Find each line in the records below that contains the string "question", and copy those lines.

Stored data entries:
——————
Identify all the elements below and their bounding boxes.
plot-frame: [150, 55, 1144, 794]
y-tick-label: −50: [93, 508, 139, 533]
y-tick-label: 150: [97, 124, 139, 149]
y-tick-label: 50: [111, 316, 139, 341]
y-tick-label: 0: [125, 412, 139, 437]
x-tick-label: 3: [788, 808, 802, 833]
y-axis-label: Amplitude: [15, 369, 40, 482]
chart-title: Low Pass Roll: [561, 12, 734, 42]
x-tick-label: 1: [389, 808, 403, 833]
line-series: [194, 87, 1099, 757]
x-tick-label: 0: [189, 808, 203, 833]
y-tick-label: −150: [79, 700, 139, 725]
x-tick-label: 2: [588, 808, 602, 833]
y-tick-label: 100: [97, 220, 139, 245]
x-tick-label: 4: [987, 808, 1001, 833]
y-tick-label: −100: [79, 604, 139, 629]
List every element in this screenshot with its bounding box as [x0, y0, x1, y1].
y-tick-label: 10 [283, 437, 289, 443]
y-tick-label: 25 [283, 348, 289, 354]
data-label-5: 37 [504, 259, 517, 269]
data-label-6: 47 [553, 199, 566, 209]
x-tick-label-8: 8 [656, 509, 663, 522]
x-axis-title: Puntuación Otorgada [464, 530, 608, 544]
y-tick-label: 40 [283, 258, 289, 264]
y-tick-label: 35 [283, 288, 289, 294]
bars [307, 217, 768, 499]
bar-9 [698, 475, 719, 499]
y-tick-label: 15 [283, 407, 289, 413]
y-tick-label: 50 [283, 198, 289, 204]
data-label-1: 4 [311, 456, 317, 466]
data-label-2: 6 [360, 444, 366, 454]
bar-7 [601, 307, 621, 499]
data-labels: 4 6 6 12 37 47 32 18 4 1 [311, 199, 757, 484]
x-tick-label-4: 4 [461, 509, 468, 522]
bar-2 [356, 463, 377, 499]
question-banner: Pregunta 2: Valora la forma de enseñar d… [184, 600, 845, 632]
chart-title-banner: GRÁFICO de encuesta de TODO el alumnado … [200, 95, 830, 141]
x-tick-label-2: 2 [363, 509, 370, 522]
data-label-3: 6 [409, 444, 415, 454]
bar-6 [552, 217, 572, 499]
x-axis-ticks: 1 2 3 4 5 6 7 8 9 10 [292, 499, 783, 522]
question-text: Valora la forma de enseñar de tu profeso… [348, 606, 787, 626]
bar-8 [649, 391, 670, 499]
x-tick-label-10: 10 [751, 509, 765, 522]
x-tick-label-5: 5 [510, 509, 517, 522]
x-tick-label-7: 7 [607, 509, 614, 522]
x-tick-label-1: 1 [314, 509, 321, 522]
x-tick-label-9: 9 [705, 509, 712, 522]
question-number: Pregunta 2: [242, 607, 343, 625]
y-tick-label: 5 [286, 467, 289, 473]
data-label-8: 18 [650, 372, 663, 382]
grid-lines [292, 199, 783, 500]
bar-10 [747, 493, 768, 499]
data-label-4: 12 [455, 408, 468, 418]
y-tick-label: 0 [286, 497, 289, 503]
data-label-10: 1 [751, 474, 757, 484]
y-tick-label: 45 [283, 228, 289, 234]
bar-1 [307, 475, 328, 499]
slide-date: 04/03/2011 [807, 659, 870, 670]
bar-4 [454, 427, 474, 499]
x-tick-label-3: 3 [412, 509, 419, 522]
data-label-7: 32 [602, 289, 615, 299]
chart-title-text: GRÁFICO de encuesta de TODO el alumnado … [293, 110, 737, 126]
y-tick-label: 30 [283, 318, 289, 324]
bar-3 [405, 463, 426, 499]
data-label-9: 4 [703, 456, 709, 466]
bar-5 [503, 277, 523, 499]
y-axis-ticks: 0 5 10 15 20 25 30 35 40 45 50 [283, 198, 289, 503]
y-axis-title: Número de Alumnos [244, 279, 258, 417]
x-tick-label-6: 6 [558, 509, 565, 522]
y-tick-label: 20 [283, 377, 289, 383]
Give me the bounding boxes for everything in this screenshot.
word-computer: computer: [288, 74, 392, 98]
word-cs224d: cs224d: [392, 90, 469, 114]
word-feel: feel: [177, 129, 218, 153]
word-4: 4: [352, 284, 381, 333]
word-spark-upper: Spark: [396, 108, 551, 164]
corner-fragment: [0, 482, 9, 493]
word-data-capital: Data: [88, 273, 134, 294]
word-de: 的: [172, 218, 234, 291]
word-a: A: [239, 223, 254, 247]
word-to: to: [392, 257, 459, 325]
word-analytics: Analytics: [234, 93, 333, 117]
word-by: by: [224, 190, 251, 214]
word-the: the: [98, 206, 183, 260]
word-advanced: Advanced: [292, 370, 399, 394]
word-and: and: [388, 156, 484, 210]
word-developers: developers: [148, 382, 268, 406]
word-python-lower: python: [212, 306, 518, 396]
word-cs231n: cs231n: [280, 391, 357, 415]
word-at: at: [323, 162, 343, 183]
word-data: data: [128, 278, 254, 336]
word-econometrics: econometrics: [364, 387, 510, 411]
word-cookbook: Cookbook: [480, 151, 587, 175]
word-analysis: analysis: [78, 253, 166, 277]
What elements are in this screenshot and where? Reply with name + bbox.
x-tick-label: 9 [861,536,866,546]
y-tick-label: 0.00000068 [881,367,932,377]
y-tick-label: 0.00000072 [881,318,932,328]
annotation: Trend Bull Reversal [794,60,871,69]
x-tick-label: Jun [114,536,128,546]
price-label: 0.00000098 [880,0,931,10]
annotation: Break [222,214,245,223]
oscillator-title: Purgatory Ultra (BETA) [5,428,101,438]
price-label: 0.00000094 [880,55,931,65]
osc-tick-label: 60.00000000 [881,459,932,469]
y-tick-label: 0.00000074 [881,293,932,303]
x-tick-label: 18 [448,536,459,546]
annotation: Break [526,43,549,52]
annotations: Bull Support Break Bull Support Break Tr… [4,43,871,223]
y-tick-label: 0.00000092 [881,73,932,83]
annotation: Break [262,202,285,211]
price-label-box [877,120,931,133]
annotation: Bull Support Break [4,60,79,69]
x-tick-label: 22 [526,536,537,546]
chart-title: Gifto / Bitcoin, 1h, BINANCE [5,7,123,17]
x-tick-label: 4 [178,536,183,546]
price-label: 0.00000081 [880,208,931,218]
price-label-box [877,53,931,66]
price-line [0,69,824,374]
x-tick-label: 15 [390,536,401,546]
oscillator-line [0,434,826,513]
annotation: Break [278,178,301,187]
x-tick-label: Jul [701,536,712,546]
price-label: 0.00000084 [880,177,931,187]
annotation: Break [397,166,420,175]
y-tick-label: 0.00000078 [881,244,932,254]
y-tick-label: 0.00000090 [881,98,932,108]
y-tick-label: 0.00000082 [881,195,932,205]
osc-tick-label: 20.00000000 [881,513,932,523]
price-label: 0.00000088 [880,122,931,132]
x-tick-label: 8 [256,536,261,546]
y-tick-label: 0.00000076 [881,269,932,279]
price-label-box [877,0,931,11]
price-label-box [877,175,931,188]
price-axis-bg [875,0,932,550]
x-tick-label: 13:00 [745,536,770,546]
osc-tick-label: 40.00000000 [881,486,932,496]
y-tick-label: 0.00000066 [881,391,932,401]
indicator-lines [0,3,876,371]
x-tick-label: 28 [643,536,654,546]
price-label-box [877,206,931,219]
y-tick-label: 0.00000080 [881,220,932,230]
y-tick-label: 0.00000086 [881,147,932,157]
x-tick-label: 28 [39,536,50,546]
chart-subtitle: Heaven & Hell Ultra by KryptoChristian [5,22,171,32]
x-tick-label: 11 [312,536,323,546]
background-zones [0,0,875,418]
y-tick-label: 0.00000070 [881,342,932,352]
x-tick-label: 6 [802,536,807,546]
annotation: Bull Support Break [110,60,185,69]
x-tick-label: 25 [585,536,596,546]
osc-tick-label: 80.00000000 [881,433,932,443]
——————
- [RESPONSE TO THIS EXERCISE]
question-banner: Pregunta 2: Valora la forma de enseñar d… [184, 600, 845, 632]
question-text: Valora la forma de enseñar de tu profeso… [348, 606, 787, 626]
question-number: Pregunta 2: [242, 607, 343, 625]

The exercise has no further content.